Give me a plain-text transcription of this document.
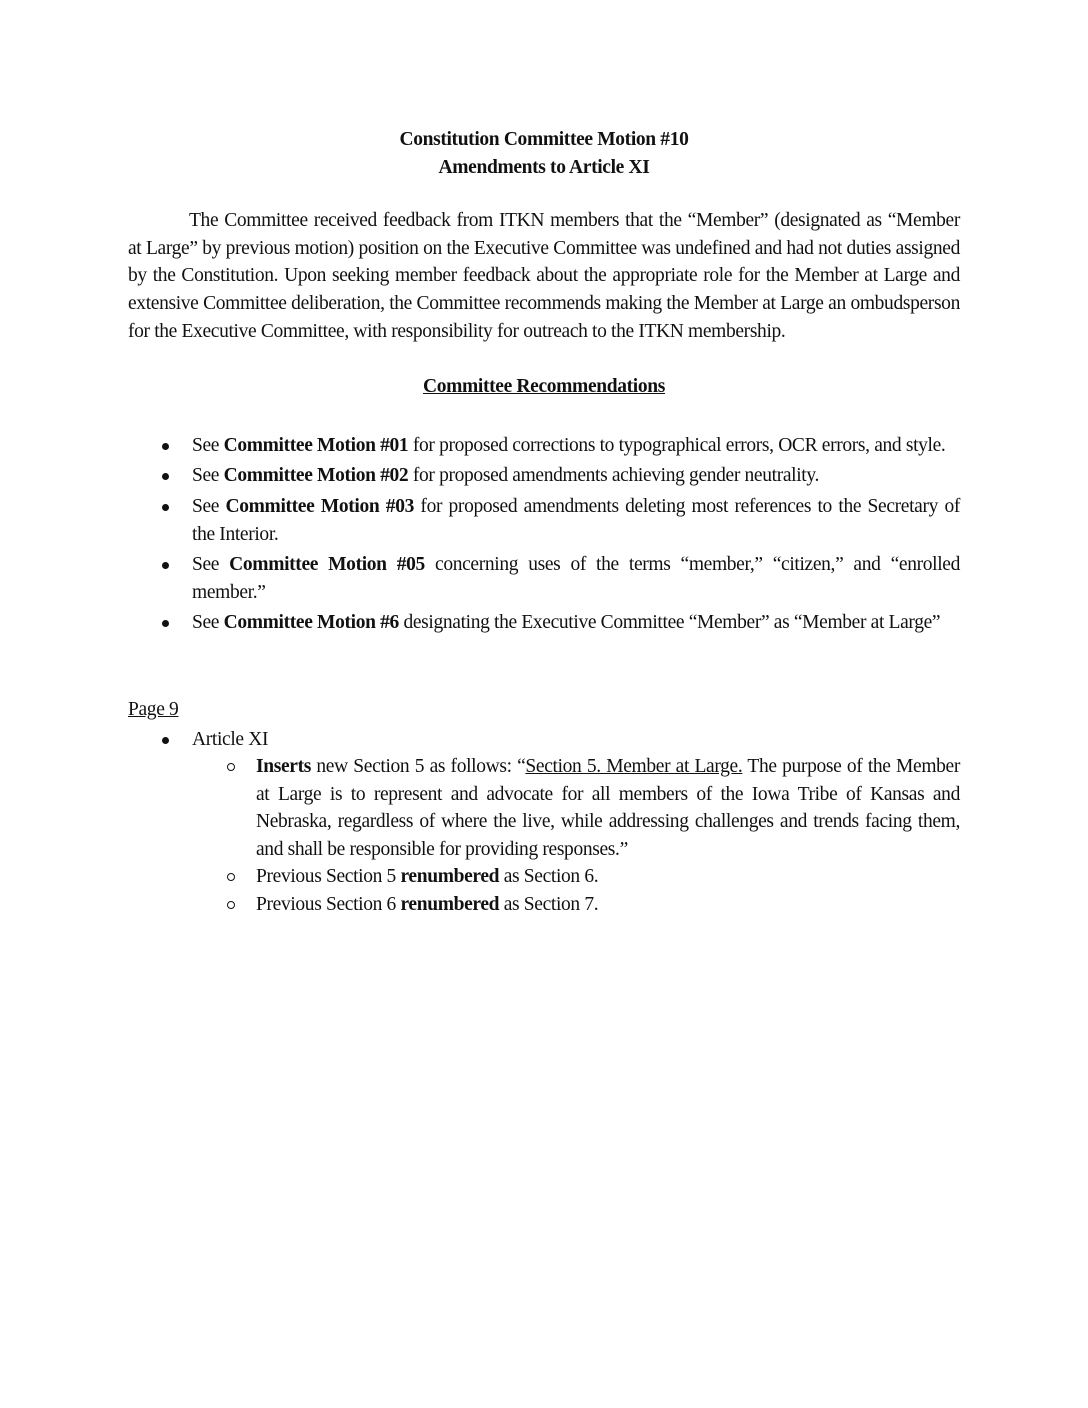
Constitution Committee Motion #10
Amendments to Article XI

The Committee received feedback from ITKN members that the “Member” (designated as “Member at Large” by previous motion) position on the Executive Committee was undefined and had not duties assigned by the Constitution. Upon seeking member feedback about the appropriate role for the Member at Large and extensive Committee deliberation, the Committee recommends making the Member at Large an ombudsperson for the Executive Committee, with responsibility for outreach to the ITKN membership.

Committee Recommendations

See Committee Motion #01 for proposed corrections to typographical errors, OCR errors, and style.
See Committee Motion #02 for proposed amendments achieving gender neutrality.
See Committee Motion #03 for proposed amendments deleting most references to the Secretary of the Interior.
See Committee Motion #05 concerning uses of the terms “member,” “citizen,” and “enrolled member.”
See Committee Motion #6 designating the Executive Committee “Member” as “Member at Large”

Page 9

Article XI
Inserts new Section 5 as follows: “Section 5. Member at Large. The purpose of the Member at Large is to represent and advocate for all members of the Iowa Tribe of Kansas and Nebraska, regardless of where the live, while addressing challenges and trends facing them, and shall be responsible for providing responses.”
Previous Section 5 renumbered as Section 6.
Previous Section 6 renumbered as Section 7.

**Exercise requirements**
Verbatim reproduction of every record is required; images are left out.

**Exercise output**
Give me a plain-text transcription of this document.
Constitution Committee Motion #10
Amendments to Article XI

The Committee received feedback from ITKN members that the “Member” (designated as “Member at Large” by previous motion) position on the Executive Committee was undefined and had not duties assigned by the Constitution. Upon seeking member feedback about the appropriate role for the Member at Large and extensive Committee deliberation, the Committee recommends making the Member at Large an ombudsperson for the Executive Committee, with responsibility for outreach to the ITKN membership.

Committee Recommendations

See Committee Motion #01 for proposed corrections to typographical errors, OCR errors, and style.
See Committee Motion #02 for proposed amendments achieving gender neutrality.
See Committee Motion #03 for proposed amendments deleting most references to the Secretary of the Interior.
See Committee Motion #05 concerning uses of the terms “member,” “citizen,” and “enrolled member.”
See Committee Motion #6 designating the Executive Committee “Member” as “Member at Large”

Page 9

Article XI
Inserts new Section 5 as follows: “Section 5. Member at Large. The purpose of the Member at Large is to represent and advocate for all members of the Iowa Tribe of Kansas and Nebraska, regardless of where the live, while addressing challenges and trends facing them, and shall be responsible for providing responses.”
Previous Section 5 renumbered as Section 6.
Previous Section 6 renumbered as Section 7.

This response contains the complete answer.